▸ **WRITTEN REQUEST**: Transcribe the rows from the start of the rows through the line containing "part-b-label: b) <box>30 427 58 821</box>", inclusive.

▸ **Saved entries**:

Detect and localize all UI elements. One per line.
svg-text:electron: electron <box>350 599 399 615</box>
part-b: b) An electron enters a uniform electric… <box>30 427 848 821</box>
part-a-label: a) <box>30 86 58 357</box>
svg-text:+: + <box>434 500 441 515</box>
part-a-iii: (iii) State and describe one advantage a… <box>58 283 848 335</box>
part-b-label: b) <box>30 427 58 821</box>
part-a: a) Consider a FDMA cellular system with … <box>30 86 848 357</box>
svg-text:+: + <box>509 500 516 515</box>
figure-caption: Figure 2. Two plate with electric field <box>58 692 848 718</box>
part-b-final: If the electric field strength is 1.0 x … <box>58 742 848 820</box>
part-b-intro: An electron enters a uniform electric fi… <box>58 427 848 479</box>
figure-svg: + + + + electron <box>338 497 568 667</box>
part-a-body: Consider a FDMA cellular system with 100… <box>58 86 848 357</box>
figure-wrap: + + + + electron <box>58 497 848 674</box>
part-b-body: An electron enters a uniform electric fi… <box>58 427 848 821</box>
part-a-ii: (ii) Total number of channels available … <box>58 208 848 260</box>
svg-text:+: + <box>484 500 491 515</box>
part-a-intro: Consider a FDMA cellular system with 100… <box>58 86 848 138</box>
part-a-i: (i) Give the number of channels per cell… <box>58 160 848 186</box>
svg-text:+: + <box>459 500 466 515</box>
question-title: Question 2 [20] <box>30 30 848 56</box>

▸ **CORRECT OUTPUT**:
Detect and localize all UI elements. One per line.
svg-text:electron: electron <box>350 599 399 615</box>
part-b: b) An electron enters a uniform electric… <box>30 427 848 821</box>
part-a-label: a) <box>30 86 58 357</box>
svg-text:+: + <box>434 500 441 515</box>
part-a-iii: (iii) State and describe one advantage a… <box>58 283 848 335</box>
part-b-label: b) <box>30 427 58 821</box>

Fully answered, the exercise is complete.